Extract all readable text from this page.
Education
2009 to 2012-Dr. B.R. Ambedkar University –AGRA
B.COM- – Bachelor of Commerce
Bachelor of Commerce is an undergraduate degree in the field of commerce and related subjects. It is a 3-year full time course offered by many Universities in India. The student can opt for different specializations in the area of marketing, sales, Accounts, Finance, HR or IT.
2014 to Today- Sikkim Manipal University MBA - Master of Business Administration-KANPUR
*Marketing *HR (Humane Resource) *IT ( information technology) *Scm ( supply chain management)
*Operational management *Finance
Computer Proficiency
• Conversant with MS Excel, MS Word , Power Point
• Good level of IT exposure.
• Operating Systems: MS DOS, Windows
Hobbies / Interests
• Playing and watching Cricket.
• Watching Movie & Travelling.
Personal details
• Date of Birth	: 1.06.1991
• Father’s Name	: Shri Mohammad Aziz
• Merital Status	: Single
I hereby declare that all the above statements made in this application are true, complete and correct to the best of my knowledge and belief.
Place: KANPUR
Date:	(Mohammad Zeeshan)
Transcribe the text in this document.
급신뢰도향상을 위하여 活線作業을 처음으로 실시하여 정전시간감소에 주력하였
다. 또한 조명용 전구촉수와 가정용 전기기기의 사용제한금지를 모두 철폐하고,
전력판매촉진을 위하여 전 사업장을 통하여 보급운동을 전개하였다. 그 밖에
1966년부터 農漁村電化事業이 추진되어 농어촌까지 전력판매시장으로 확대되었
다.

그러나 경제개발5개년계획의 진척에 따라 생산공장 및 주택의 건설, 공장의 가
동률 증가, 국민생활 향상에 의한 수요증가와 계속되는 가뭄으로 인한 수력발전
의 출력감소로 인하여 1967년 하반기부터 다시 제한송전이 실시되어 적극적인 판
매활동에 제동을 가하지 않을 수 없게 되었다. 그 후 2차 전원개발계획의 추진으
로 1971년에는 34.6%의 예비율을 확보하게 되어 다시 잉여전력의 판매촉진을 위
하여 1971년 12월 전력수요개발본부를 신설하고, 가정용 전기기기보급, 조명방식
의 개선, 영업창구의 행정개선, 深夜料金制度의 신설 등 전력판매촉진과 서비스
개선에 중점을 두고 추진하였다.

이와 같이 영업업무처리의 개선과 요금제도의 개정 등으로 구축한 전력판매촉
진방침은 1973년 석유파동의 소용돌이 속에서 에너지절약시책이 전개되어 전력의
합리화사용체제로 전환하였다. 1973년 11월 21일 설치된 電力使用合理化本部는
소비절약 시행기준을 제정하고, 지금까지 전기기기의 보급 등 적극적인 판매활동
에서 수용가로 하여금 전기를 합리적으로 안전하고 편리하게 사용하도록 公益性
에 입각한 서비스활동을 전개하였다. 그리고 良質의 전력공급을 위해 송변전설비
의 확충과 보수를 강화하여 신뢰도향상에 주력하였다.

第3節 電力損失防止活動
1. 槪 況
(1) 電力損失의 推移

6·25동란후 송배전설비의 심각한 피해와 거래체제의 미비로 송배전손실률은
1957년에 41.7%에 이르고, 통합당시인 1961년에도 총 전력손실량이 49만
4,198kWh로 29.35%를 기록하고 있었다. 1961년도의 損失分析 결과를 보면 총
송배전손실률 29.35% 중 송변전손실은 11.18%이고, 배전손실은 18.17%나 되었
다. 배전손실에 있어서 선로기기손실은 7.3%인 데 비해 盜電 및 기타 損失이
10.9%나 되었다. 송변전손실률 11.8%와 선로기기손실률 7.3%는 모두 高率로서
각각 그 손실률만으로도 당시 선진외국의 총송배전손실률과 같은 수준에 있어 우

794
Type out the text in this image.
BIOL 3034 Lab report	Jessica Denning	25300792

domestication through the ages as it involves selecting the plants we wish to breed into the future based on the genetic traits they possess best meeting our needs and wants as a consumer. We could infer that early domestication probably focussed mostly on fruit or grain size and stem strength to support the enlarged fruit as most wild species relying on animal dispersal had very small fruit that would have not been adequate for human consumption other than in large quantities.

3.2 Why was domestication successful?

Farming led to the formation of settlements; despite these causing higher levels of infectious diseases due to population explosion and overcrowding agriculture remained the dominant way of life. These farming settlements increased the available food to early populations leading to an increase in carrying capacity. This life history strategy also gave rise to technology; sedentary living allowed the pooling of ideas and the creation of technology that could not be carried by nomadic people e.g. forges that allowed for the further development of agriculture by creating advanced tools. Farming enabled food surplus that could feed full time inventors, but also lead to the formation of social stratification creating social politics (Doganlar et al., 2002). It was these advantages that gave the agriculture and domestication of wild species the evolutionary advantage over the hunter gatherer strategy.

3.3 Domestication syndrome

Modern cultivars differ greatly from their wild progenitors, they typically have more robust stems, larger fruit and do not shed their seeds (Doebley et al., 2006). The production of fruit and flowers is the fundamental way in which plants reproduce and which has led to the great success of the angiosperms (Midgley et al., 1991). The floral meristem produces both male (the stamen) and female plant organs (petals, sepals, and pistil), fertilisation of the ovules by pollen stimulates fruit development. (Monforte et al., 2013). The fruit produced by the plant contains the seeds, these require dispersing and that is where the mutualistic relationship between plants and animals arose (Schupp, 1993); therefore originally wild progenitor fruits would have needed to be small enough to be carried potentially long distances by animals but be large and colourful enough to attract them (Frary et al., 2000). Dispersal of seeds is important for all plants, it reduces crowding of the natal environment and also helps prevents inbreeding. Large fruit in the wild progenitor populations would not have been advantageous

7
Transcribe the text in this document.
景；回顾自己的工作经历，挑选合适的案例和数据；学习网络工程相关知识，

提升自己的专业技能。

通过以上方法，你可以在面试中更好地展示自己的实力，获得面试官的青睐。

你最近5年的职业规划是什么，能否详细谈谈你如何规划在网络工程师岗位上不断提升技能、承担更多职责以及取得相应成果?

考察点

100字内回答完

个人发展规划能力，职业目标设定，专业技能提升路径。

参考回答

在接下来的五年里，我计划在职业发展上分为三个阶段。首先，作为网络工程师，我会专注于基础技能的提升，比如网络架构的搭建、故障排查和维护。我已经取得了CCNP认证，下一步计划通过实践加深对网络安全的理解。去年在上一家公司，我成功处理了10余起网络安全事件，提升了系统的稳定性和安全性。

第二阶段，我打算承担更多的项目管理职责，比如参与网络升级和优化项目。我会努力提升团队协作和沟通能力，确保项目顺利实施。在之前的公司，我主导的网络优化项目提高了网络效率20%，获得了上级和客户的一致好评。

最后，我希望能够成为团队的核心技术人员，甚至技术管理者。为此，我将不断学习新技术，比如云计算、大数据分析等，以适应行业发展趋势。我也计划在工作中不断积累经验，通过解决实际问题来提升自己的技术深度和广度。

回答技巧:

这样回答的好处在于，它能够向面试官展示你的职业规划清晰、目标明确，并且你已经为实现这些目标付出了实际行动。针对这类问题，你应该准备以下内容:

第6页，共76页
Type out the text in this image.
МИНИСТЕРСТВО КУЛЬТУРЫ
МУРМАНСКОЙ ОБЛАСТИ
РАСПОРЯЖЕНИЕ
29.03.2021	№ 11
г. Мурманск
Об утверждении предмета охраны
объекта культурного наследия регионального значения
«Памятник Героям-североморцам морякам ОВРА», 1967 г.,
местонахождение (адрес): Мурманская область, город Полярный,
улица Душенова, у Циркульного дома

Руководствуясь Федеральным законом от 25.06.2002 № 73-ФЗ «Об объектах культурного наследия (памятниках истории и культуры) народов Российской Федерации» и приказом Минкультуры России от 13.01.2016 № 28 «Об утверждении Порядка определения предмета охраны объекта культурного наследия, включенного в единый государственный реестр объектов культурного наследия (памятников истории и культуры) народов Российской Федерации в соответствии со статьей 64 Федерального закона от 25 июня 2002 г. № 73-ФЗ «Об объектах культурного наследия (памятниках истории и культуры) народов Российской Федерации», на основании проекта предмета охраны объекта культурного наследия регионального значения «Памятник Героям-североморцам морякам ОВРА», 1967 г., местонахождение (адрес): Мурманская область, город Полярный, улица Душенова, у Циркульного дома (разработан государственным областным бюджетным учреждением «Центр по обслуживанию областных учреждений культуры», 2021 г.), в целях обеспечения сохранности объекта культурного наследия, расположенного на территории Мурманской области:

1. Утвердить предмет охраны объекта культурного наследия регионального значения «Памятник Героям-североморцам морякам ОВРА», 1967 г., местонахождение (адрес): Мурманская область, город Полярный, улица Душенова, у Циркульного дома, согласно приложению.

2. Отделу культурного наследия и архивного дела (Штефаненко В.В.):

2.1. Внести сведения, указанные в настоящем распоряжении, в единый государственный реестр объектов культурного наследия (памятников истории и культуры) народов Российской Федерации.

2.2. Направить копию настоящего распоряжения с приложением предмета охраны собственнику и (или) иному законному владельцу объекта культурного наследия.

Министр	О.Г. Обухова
== == ==
INSTRUCTIONS TO FOLLOW: Extract every line of the records above that contains the word "have".

SOLUTION:
domestication through the ages as it involves selecting the plants we wish to breed into the future based on the genetic traits they possess best meeting our needs and wants as a consumer. We could infer that early domestication probably focussed mostly on fruit or grain size and stem strength to support the enlarged fruit as most wild species relying on animal dispersal had very small fruit that would have not been adequate for human consumption other than in large quantities.
Modern cultivars differ greatly from their wild progenitors, they typically have more robust stems, larger fruit and do not shed their seeds (Doebley et al., 2006). The production of fruit and flowers is the fundamental way in which plants reproduce and which has led to the great success of the angiosperms (Midgley et al., 1991). The floral meristem produces both male (the stamen) and female plant organs (petals, sepals, and pistil), fertilisation of the ovules by pollen stimulates fruit development. (Monforte et al., 2013). The fruit produced by the plant contains the seeds, these require dispersing and that is where the mutualistic relationship between plants and animals arose (Schupp, 1993); therefore originally wild progenitor fruits would have needed to be small enough to be carried potentially long distances by animals but be large and colourful enough to attract them (Frary et al., 2000). Dispersal of seeds is important for all plants, it reduces crowding of the natal environment and also helps prevents inbreeding. Large fruit in the wild progenitor populations would not have been advantageous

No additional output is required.